**Aim of the exercise**
Track down each line that has the word "color" and copy it.

**Exercise inputs**
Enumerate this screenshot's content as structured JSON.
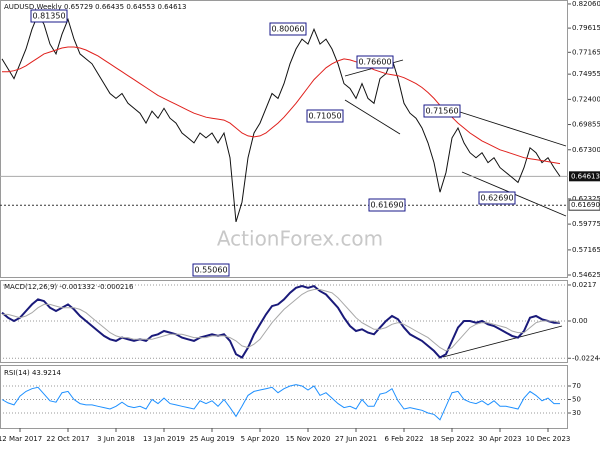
{
  "chart_data": [
    {
      "type": "line",
      "title": "AUDUSD,Weekly  0.65729 0.66435 0.64553 0.64613",
      "ylim": [
        0.5432,
        0.8246
      ],
      "yticks": [
        {
          "value": 0.8206,
          "label": "0.82060"
        },
        0.79615,
        0.77165,
        0.74955,
        {
          "value": 0.724,
          "label": "0.72400"
        },
        0.69855,
        {
          "value": 0.673,
          "label": "0.67300"
        },
        0.62325,
        0.59775,
        0.57165,
        0.54625
      ],
      "current_price": 0.64613,
      "level": {
        "value": 0.6169,
        "label": "0.61690"
      },
      "annotations": [
        "0.81350",
        "0.80060",
        "0.76600",
        "0.71050",
        "0.71560",
        "0.61690",
        "0.62690",
        "0.55060"
      ],
      "watermark": "ActionForex.com",
      "series": [
        {
          "color": "#111111",
          "values": [
            0.765,
            0.755,
            0.745,
            0.76,
            0.775,
            0.795,
            0.81,
            0.8,
            0.78,
            0.77,
            0.79,
            0.805,
            0.785,
            0.77,
            0.765,
            0.76,
            0.75,
            0.74,
            0.73,
            0.725,
            0.73,
            0.72,
            0.715,
            0.71,
            0.7,
            0.712,
            0.705,
            0.715,
            0.705,
            0.7,
            0.69,
            0.685,
            0.68,
            0.69,
            0.685,
            0.69,
            0.68,
            0.69,
            0.665,
            0.6,
            0.62,
            0.665,
            0.69,
            0.7,
            0.715,
            0.73,
            0.725,
            0.74,
            0.76,
            0.775,
            0.785,
            0.78,
            0.795,
            0.78,
            0.785,
            0.775,
            0.76,
            0.74,
            0.735,
            0.725,
            0.74,
            0.725,
            0.72,
            0.745,
            0.75,
            0.765,
            0.745,
            0.72,
            0.71,
            0.705,
            0.695,
            0.68,
            0.66,
            0.63,
            0.65,
            0.685,
            0.695,
            0.68,
            0.67,
            0.665,
            0.67,
            0.66,
            0.665,
            0.655,
            0.65,
            0.645,
            0.64,
            0.655,
            0.675,
            0.67,
            0.66,
            0.665,
            0.655,
            0.646
          ]
        },
        {
          "color": "#e0201c",
          "values": [
            0.752,
            0.752,
            0.753,
            0.755,
            0.758,
            0.762,
            0.766,
            0.77,
            0.772,
            0.774,
            0.776,
            0.777,
            0.777,
            0.776,
            0.774,
            0.771,
            0.768,
            0.764,
            0.76,
            0.756,
            0.752,
            0.748,
            0.744,
            0.74,
            0.736,
            0.732,
            0.728,
            0.725,
            0.722,
            0.719,
            0.716,
            0.713,
            0.71,
            0.708,
            0.706,
            0.705,
            0.704,
            0.703,
            0.7,
            0.695,
            0.69,
            0.687,
            0.686,
            0.687,
            0.69,
            0.695,
            0.7,
            0.706,
            0.713,
            0.72,
            0.728,
            0.736,
            0.744,
            0.75,
            0.756,
            0.76,
            0.763,
            0.765,
            0.764,
            0.762,
            0.76,
            0.757,
            0.754,
            0.752,
            0.75,
            0.749,
            0.748,
            0.746,
            0.743,
            0.74,
            0.736,
            0.731,
            0.725,
            0.718,
            0.712,
            0.706,
            0.7,
            0.695,
            0.69,
            0.686,
            0.682,
            0.679,
            0.676,
            0.673,
            0.671,
            0.669,
            0.667,
            0.665,
            0.664,
            0.663,
            0.662,
            0.661,
            0.66,
            0.659
          ]
        }
      ]
    },
    {
      "type": "line",
      "title": "MACD(12,26,9) -0.001332 -0.000216",
      "ylim": [
        -0.0253,
        0.0247
      ],
      "yticks": [
        0.0217,
        {
          "value": 0,
          "label": "0.00"
        },
        -0.022445
      ],
      "series": [
        {
          "color": "#1a1a7a",
          "values": [
            0.005,
            0.002,
            0.0,
            0.002,
            0.006,
            0.01,
            0.013,
            0.012,
            0.008,
            0.006,
            0.008,
            0.01,
            0.007,
            0.003,
            0.0,
            -0.003,
            -0.006,
            -0.009,
            -0.011,
            -0.012,
            -0.01,
            -0.011,
            -0.012,
            -0.011,
            -0.012,
            -0.009,
            -0.008,
            -0.006,
            -0.007,
            -0.008,
            -0.01,
            -0.011,
            -0.012,
            -0.01,
            -0.009,
            -0.008,
            -0.009,
            -0.008,
            -0.012,
            -0.02,
            -0.022,
            -0.016,
            -0.008,
            -0.002,
            0.004,
            0.009,
            0.01,
            0.013,
            0.017,
            0.02,
            0.021,
            0.02,
            0.021,
            0.018,
            0.016,
            0.012,
            0.008,
            0.002,
            -0.003,
            -0.006,
            -0.005,
            -0.007,
            -0.008,
            -0.004,
            0.0,
            0.003,
            0.001,
            -0.004,
            -0.008,
            -0.01,
            -0.012,
            -0.015,
            -0.018,
            -0.022,
            -0.02,
            -0.012,
            -0.004,
            0.0,
            0.0,
            -0.001,
            0.0,
            -0.002,
            -0.003,
            -0.005,
            -0.007,
            -0.009,
            -0.01,
            -0.006,
            0.002,
            0.003,
            0.001,
            0.0,
            -0.001,
            -0.001
          ]
        },
        {
          "color": "#a8a8a8",
          "values": [
            0.004,
            0.004,
            0.003,
            0.002,
            0.003,
            0.005,
            0.008,
            0.01,
            0.01,
            0.009,
            0.008,
            0.008,
            0.008,
            0.007,
            0.005,
            0.002,
            -0.001,
            -0.004,
            -0.007,
            -0.009,
            -0.01,
            -0.01,
            -0.011,
            -0.011,
            -0.011,
            -0.011,
            -0.01,
            -0.009,
            -0.008,
            -0.008,
            -0.008,
            -0.009,
            -0.01,
            -0.01,
            -0.01,
            -0.009,
            -0.009,
            -0.009,
            -0.01,
            -0.012,
            -0.015,
            -0.016,
            -0.014,
            -0.011,
            -0.006,
            -0.001,
            0.003,
            0.007,
            0.01,
            0.013,
            0.016,
            0.018,
            0.019,
            0.019,
            0.018,
            0.017,
            0.014,
            0.01,
            0.006,
            0.002,
            -0.001,
            -0.003,
            -0.005,
            -0.005,
            -0.004,
            -0.002,
            -0.001,
            -0.002,
            -0.004,
            -0.006,
            -0.008,
            -0.01,
            -0.013,
            -0.016,
            -0.018,
            -0.016,
            -0.012,
            -0.008,
            -0.004,
            -0.002,
            -0.001,
            -0.001,
            -0.002,
            -0.003,
            -0.004,
            -0.006,
            -0.007,
            -0.007,
            -0.004,
            -0.001,
            0.0,
            0.0,
            0.0,
            -0.001
          ]
        }
      ]
    },
    {
      "type": "line",
      "title": "RSI(14) 43.9214",
      "ylim": [
        7.8,
        99.6
      ],
      "yticks": [
        70,
        50,
        30
      ],
      "categories": [
        null,
        null,
        null,
        "12 Mar 2017",
        null,
        null,
        null,
        null,
        null,
        null,
        null,
        "22 Oct 2017",
        null,
        null,
        null,
        null,
        null,
        null,
        null,
        "3 Jun 2018",
        null,
        null,
        null,
        null,
        null,
        null,
        null,
        "13 Jan 2019",
        null,
        null,
        null,
        null,
        null,
        null,
        null,
        "25 Aug 2019",
        null,
        null,
        null,
        null,
        null,
        null,
        null,
        "5 Apr 2020",
        null,
        null,
        null,
        null,
        null,
        null,
        null,
        "15 Nov 2020",
        null,
        null,
        null,
        null,
        null,
        null,
        null,
        "27 Jun 2021",
        null,
        null,
        null,
        null,
        null,
        null,
        null,
        "6 Feb 2022",
        null,
        null,
        null,
        null,
        null,
        null,
        null,
        "18 Sep 2022",
        null,
        null,
        null,
        null,
        null,
        null,
        null,
        "30 Apr 2023",
        null,
        null,
        null,
        null,
        null,
        null,
        null,
        "10 Dec 2023",
        null,
        null
      ],
      "series": [
        {
          "color": "#1e90ff",
          "values": [
            50,
            45,
            42,
            55,
            62,
            66,
            68,
            58,
            48,
            46,
            60,
            62,
            50,
            44,
            42,
            42,
            40,
            38,
            36,
            40,
            46,
            40,
            38,
            40,
            36,
            50,
            44,
            52,
            44,
            42,
            40,
            38,
            36,
            48,
            44,
            48,
            40,
            50,
            38,
            25,
            40,
            56,
            62,
            64,
            66,
            68,
            60,
            66,
            70,
            72,
            70,
            64,
            70,
            56,
            60,
            52,
            44,
            38,
            40,
            36,
            50,
            40,
            40,
            58,
            60,
            66,
            48,
            36,
            38,
            36,
            34,
            30,
            28,
            20,
            40,
            60,
            62,
            50,
            46,
            44,
            48,
            42,
            48,
            40,
            40,
            38,
            36,
            52,
            62,
            56,
            48,
            52,
            44,
            44
          ]
        }
      ]
    }
  ]
}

**Finished answer**
          "color": "#111111",
          "color": "#e0201c",
          "color": "#1a1a7a",
          "color": "#a8a8a8",
          "color": "#1e90ff",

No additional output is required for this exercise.